> Problem description:
Copy out each line of the data holding "structure".

[Collected data]
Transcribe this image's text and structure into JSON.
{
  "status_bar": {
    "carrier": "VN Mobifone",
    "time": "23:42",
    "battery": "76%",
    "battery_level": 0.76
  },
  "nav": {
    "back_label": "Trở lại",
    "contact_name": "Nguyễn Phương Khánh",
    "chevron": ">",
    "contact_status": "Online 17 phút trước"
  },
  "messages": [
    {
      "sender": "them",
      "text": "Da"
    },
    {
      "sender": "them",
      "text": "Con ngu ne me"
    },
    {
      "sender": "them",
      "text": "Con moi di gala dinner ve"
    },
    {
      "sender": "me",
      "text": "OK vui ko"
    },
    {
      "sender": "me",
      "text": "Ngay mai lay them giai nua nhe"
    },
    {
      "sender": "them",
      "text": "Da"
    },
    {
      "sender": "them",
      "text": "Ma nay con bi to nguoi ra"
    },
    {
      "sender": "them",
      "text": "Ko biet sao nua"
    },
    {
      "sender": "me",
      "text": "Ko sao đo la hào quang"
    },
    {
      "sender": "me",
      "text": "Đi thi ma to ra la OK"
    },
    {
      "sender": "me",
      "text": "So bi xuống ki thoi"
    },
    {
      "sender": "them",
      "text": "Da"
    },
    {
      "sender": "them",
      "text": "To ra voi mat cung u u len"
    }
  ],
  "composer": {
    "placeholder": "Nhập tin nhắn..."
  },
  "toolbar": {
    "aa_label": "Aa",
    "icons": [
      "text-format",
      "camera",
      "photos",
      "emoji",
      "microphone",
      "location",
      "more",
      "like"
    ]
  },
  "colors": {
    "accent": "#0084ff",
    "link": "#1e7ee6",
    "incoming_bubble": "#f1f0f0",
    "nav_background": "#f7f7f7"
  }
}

...

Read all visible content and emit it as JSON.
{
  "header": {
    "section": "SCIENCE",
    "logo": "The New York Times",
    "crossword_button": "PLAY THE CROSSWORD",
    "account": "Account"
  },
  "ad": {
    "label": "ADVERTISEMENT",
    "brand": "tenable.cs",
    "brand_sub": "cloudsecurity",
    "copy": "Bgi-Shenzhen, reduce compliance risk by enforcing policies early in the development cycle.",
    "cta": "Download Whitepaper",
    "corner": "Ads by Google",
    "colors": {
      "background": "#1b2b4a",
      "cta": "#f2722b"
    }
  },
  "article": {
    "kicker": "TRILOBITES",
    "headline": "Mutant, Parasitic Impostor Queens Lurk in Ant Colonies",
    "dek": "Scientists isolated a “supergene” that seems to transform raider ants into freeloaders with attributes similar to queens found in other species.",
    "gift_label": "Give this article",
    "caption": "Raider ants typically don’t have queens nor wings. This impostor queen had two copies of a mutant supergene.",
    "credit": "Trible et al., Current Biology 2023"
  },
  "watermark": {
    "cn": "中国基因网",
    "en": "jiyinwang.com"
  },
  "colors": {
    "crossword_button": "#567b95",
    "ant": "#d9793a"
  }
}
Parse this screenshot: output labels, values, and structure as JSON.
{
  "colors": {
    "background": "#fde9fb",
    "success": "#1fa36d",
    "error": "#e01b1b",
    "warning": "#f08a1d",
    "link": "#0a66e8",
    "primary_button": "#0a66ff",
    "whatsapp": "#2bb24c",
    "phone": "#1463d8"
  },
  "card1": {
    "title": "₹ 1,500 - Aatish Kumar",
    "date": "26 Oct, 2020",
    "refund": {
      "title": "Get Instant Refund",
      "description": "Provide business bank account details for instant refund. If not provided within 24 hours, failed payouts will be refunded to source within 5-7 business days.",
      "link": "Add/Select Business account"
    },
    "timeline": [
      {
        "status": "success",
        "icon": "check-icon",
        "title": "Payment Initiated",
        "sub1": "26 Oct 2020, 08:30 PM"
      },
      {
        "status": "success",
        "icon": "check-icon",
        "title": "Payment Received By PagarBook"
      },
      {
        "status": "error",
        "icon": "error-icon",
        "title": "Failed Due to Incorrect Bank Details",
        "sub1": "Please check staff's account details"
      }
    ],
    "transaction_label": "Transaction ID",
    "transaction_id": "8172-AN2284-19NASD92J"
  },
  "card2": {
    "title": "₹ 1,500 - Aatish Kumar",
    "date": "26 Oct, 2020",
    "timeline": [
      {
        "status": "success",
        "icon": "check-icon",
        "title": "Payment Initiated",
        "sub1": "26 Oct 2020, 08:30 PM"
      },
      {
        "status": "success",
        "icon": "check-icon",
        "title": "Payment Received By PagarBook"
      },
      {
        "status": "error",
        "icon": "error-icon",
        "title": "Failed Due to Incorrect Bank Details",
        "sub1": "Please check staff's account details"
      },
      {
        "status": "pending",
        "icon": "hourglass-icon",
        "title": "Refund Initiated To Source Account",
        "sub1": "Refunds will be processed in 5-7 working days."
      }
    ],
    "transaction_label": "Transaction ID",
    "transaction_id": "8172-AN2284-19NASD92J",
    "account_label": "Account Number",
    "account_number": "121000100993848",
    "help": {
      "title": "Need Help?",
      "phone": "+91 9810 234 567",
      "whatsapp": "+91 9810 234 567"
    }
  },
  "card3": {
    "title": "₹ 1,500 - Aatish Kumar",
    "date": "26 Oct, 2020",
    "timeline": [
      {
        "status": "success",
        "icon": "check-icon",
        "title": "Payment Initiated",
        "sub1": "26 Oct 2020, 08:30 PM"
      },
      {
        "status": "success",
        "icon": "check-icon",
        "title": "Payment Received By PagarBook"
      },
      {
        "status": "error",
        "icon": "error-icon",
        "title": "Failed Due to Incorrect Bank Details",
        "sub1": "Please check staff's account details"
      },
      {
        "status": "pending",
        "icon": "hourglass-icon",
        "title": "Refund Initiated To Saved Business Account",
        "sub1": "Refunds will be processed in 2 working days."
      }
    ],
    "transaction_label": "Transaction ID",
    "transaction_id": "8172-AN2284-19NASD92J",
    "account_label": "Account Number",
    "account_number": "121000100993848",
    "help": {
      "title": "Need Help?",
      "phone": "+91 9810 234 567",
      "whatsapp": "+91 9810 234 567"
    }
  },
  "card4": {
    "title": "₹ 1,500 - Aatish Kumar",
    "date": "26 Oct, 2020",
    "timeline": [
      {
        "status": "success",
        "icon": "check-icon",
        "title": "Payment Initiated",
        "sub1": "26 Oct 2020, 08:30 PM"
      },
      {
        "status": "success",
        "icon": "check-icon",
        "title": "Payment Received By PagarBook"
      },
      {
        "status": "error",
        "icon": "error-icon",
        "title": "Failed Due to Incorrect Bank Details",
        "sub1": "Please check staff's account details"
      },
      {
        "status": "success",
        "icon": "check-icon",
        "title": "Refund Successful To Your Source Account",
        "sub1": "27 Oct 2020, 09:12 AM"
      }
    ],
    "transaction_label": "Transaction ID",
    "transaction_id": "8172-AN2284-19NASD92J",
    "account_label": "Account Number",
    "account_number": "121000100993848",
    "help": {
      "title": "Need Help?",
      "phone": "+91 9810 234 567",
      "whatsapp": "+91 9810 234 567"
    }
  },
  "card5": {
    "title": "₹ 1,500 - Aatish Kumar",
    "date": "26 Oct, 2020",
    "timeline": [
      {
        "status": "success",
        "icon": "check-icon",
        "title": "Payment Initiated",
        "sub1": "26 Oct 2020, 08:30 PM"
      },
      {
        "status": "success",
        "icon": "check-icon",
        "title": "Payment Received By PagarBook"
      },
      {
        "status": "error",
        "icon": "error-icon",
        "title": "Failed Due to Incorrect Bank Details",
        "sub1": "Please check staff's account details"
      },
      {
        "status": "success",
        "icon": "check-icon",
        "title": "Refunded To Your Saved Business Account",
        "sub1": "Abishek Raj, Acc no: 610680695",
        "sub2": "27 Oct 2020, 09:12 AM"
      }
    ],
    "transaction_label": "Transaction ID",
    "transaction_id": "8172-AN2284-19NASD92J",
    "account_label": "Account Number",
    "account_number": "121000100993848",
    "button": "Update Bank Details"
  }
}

> Response:
Transcribe this image's text and structure into JSON.
Parse this screenshot: output labels, values, and structure as JSON.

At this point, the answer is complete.